## OBJECTIVE
Give every line back verbatim, dropping all images.

[Source records]
########################################
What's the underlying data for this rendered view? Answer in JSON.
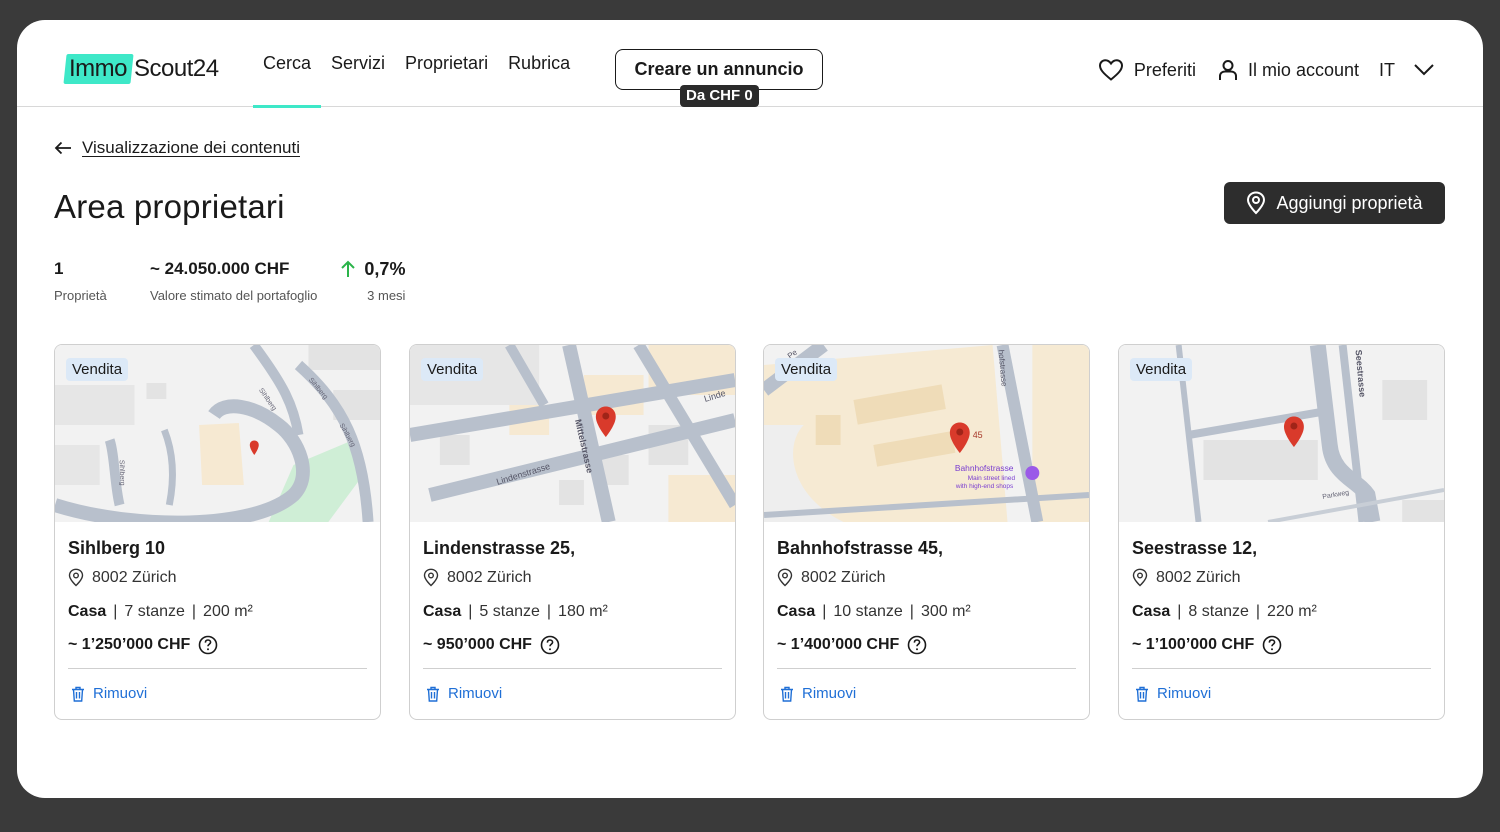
{
  "header": {
    "logo_part1": "Immo",
    "logo_part2": "Scout24",
    "nav": [
      {
        "label": "Cerca",
        "active": true
      },
      {
        "label": "Servizi",
        "active": false
      },
      {
        "label": "Proprietari",
        "active": false
      },
      {
        "label": "Rubrica",
        "active": false
      }
    ],
    "create_label": "Creare un annuncio",
    "create_badge": "Da CHF 0",
    "favorites_label": "Preferiti",
    "account_label": "Il mio account",
    "language": "IT"
  },
  "page": {
    "back_label": "Visualizzazione dei contenuti",
    "title": "Area proprietari",
    "add_label": "Aggiungi proprietà"
  },
  "stats": [
    {
      "value": "1",
      "label": "Proprietà"
    },
    {
      "value": "~ 24.050.000 CHF",
      "label": "Valore stimato del portafoglio"
    },
    {
      "value": "0,7%",
      "label": "3 mesi",
      "trend": "up"
    }
  ],
  "cards": [
    {
      "badge": "Vendita",
      "title": "Sihlberg 10",
      "location": "8002 Zürich",
      "type": "Casa",
      "rooms": "7 stanze",
      "area": "200 m²",
      "price": "~ 1’250’000 CHF",
      "remove": "Rimuovi",
      "map_labels": [
        "Sihlberg",
        "Sihlberg",
        "Sihlberg",
        "Sihlberg"
      ]
    },
    {
      "badge": "Vendita",
      "title": "Lindenstrasse 25,",
      "location": "8002 Zürich",
      "type": "Casa",
      "rooms": "5 stanze",
      "area": "180 m²",
      "price": "~ 950’000 CHF",
      "remove": "Rimuovi",
      "map_labels": [
        "Lindenstrasse",
        "Mittelstrasse",
        "Linde"
      ]
    },
    {
      "badge": "Vendita",
      "title": "Bahnhofstrasse 45,",
      "location": "8002 Zürich",
      "type": "Casa",
      "rooms": "10 stanze",
      "area": "300 m²",
      "price": "~ 1’400’000 CHF",
      "remove": "Rimuovi",
      "map_labels": [
        "45",
        "Bahnhofstrasse",
        "Main street lined",
        "with high-end shops",
        "hofstrasse",
        "Pe"
      ]
    },
    {
      "badge": "Vendita",
      "title": "Seestrasse 12,",
      "location": "8002 Zürich",
      "type": "Casa",
      "rooms": "8 stanze",
      "area": "220 m²",
      "price": "~ 1’100’000 CHF",
      "remove": "Rimuovi",
      "map_labels": [
        "Seestrasse",
        "Parkweg"
      ]
    }
  ],
  "colors": {
    "accent": "#3ee8c8",
    "link": "#1f6fd6",
    "pin": "#d93a2b",
    "trend_up": "#2bb44a"
  }
}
########################################
## SOLUTION TO THE EXERCISE
What's the underlying data for this rendered view? Answer in JSON.
{
  "header": {
    "logo_part1": "Immo",
    "logo_part2": "Scout24",
    "nav": [
      {
        "label": "Cerca",
        "active": true
      },
      {
        "label": "Servizi",
        "active": false
      },
      {
        "label": "Proprietari",
        "active": false
      },
      {
        "label": "Rubrica",
        "active": false
      }
    ],
    "create_label": "Creare un annuncio",
    "create_badge": "Da CHF 0",
    "favorites_label": "Preferiti",
    "account_label": "Il mio account",
    "language": "IT"
  },
  "page": {
    "back_label": "Visualizzazione dei contenuti",
    "title": "Area proprietari",
    "add_label": "Aggiungi proprietà"
  },
  "stats": [
    {
      "value": "1",
      "label": "Proprietà"
    },
    {
      "value": "~ 24.050.000 CHF",
      "label": "Valore stimato del portafoglio"
    },
    {
      "value": "0,7%",
      "label": "3 mesi",
      "trend": "up"
    }
  ],
  "cards": [
    {
      "badge": "Vendita",
      "title": "Sihlberg 10",
      "location": "8002 Zürich",
      "type": "Casa",
      "rooms": "7 stanze",
      "area": "200 m²",
      "price": "~ 1’250’000 CHF",
      "remove": "Rimuovi",
      "map_labels": [
        "Sihlberg",
        "Sihlberg",
        "Sihlberg",
        "Sihlberg"
      ]
    },
    {
      "badge": "Vendita",
      "title": "Lindenstrasse 25,",
      "location": "8002 Zürich",
      "type": "Casa",
      "rooms": "5 stanze",
      "area": "180 m²",
      "price": "~ 950’000 CHF",
      "remove": "Rimuovi",
      "map_labels": [
        "Lindenstrasse",
        "Mittelstrasse",
        "Linde"
      ]
    },
    {
      "badge": "Vendita",
      "title": "Bahnhofstrasse 45,",
      "location": "8002 Zürich",
      "type": "Casa",
      "rooms": "10 stanze",
      "area": "300 m²",
      "price": "~ 1’400’000 CHF",
      "remove": "Rimuovi",
      "map_labels": [
        "45",
        "Bahnhofstrasse",
        "Main street lined",
        "with high-end shops",
        "hofstrasse",
        "Pe"
      ]
    },
    {
      "badge": "Vendita",
      "title": "Seestrasse 12,",
      "location": "8002 Zürich",
      "type": "Casa",
      "rooms": "8 stanze",
      "area": "220 m²",
      "price": "~ 1’100’000 CHF",
      "remove": "Rimuovi",
      "map_labels": [
        "Seestrasse",
        "Parkweg"
      ]
    }
  ],
  "colors": {
    "accent": "#3ee8c8",
    "link": "#1f6fd6",
    "pin": "#d93a2b",
    "trend_up": "#2bb44a"
  }
}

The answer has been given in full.